>> begin Exercise data
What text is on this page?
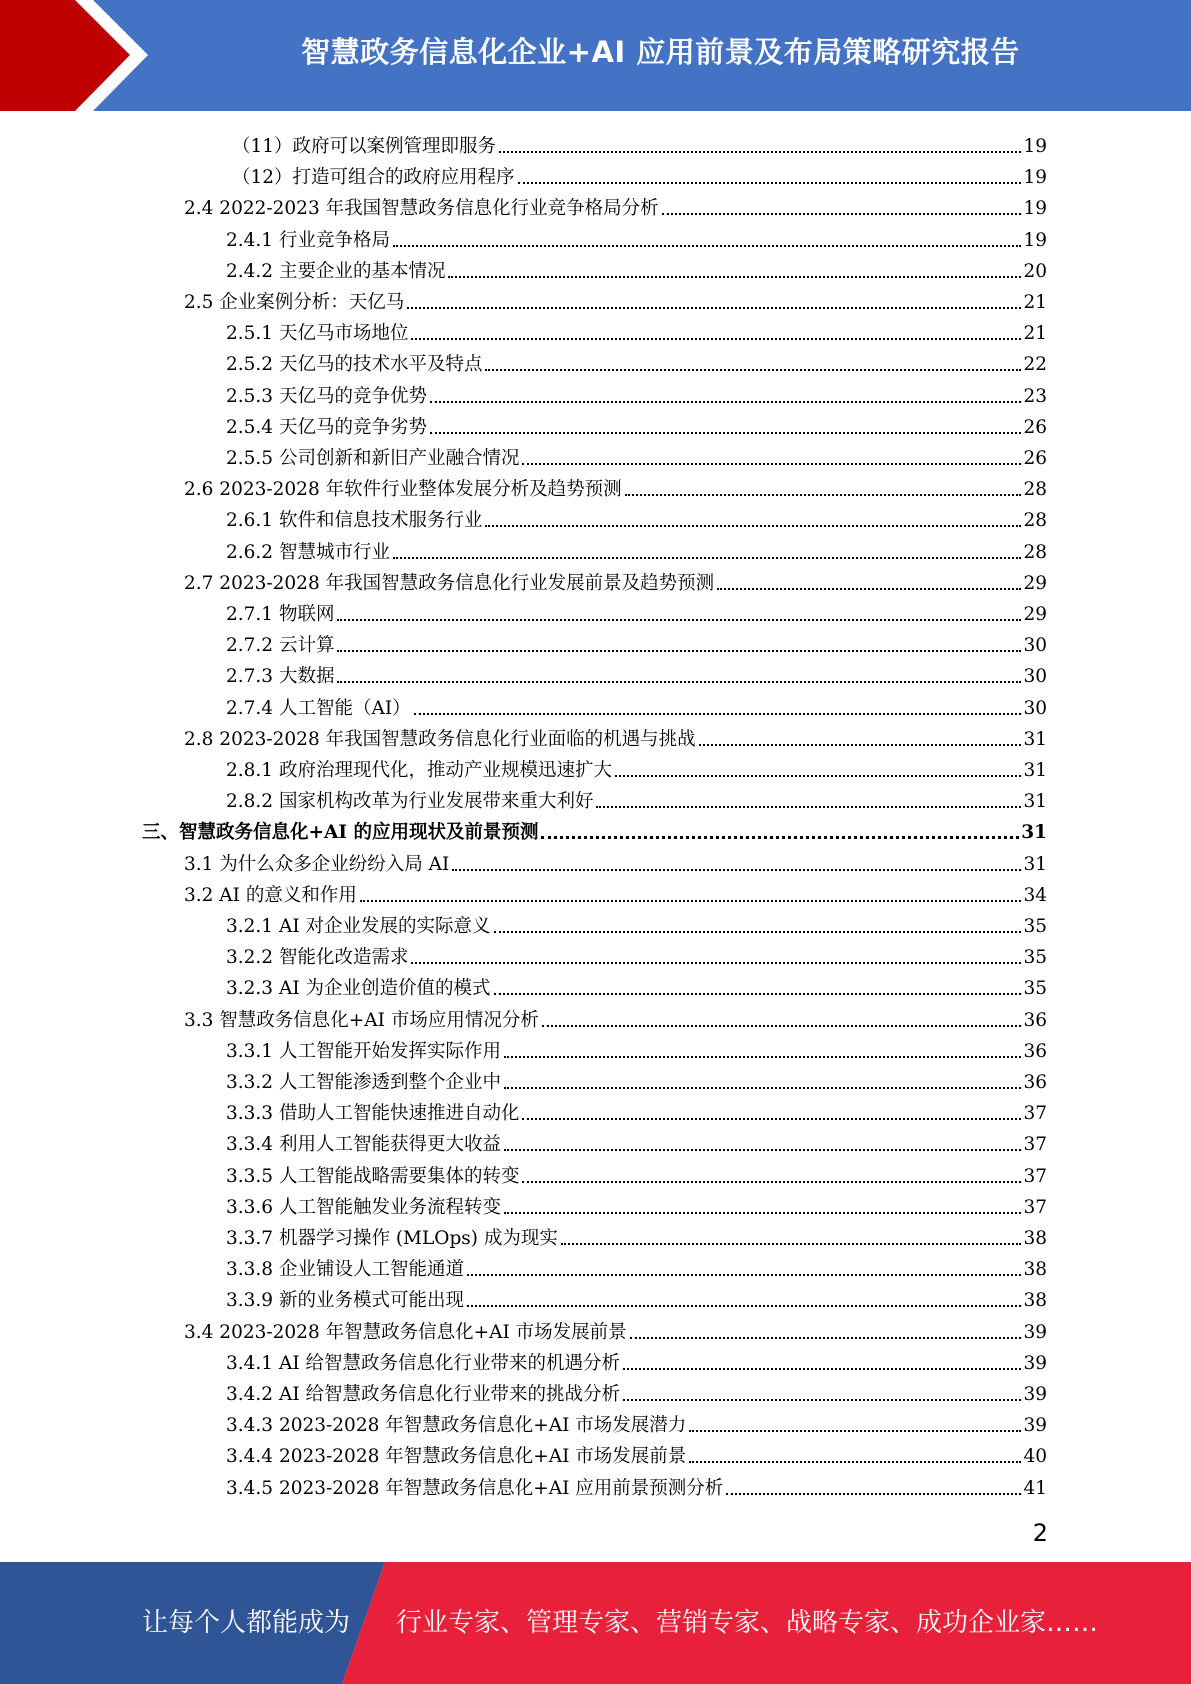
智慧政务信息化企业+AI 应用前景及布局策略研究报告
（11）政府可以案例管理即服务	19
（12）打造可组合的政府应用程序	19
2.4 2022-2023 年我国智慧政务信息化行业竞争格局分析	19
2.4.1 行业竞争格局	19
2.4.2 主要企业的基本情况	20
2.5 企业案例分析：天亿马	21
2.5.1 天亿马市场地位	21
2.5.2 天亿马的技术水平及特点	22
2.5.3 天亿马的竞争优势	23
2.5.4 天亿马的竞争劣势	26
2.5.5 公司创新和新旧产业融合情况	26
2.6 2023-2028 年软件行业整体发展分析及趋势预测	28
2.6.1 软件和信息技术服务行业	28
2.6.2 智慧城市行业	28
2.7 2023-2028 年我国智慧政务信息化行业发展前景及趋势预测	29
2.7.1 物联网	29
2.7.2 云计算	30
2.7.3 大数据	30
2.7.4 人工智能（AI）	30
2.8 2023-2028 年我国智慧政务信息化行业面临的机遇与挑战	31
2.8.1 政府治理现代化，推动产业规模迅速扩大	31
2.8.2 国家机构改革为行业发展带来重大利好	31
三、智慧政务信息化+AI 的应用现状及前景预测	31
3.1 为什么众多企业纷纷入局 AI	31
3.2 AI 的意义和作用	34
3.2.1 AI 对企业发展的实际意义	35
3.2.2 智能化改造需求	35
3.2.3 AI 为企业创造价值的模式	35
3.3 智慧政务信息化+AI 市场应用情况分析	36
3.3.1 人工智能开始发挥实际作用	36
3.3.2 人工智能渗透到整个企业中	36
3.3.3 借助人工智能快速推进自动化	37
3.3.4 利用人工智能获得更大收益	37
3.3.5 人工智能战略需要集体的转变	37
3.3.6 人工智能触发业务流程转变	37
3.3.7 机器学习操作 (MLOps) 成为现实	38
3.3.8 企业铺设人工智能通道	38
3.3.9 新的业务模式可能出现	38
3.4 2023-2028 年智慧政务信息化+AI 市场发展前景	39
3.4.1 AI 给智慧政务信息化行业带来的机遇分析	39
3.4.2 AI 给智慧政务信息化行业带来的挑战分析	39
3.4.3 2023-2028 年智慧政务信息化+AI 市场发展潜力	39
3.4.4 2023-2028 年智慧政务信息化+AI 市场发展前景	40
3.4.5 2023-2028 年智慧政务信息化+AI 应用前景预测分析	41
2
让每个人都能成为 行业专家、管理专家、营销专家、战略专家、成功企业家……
>> end Exercise data
> **Instructions to follow**: Return all of the entries word for word, but omit the pictures.

> **Exercise result**:
What text is on this page?
智慧政务信息化企业+AI 应用前景及布局策略研究报告
（11）政府可以案例管理即服务	19
（12）打造可组合的政府应用程序	19
2.4 2022-2023 年我国智慧政务信息化行业竞争格局分析	19
2.4.1 行业竞争格局	19
2.4.2 主要企业的基本情况	20
2.5 企业案例分析：天亿马	21
2.5.1 天亿马市场地位	21
2.5.2 天亿马的技术水平及特点	22
2.5.3 天亿马的竞争优势	23
2.5.4 天亿马的竞争劣势	26
2.5.5 公司创新和新旧产业融合情况	26
2.6 2023-2028 年软件行业整体发展分析及趋势预测	28
2.6.1 软件和信息技术服务行业	28
2.6.2 智慧城市行业	28
2.7 2023-2028 年我国智慧政务信息化行业发展前景及趋势预测	29
2.7.1 物联网	29
2.7.2 云计算	30
2.7.3 大数据	30
2.7.4 人工智能（AI）	30
2.8 2023-2028 年我国智慧政务信息化行业面临的机遇与挑战	31
2.8.1 政府治理现代化，推动产业规模迅速扩大	31
2.8.2 国家机构改革为行业发展带来重大利好	31
三、智慧政务信息化+AI 的应用现状及前景预测	31
3.1 为什么众多企业纷纷入局 AI	31
3.2 AI 的意义和作用	34
3.2.1 AI 对企业发展的实际意义	35
3.2.2 智能化改造需求	35
3.2.3 AI 为企业创造价值的模式	35
3.3 智慧政务信息化+AI 市场应用情况分析	36
3.3.1 人工智能开始发挥实际作用	36
3.3.2 人工智能渗透到整个企业中	36
3.3.3 借助人工智能快速推进自动化	37
3.3.4 利用人工智能获得更大收益	37
3.3.5 人工智能战略需要集体的转变	37
3.3.6 人工智能触发业务流程转变	37
3.3.7 机器学习操作 (MLOps) 成为现实	38
3.3.8 企业铺设人工智能通道	38
3.3.9 新的业务模式可能出现	38
3.4 2023-2028 年智慧政务信息化+AI 市场发展前景	39
3.4.1 AI 给智慧政务信息化行业带来的机遇分析	39
3.4.2 AI 给智慧政务信息化行业带来的挑战分析	39
3.4.3 2023-2028 年智慧政务信息化+AI 市场发展潜力	39
3.4.4 2023-2028 年智慧政务信息化+AI 市场发展前景	40
3.4.5 2023-2028 年智慧政务信息化+AI 应用前景预测分析	41
2
让每个人都能成为 行业专家、管理专家、营销专家、战略专家、成功企业家……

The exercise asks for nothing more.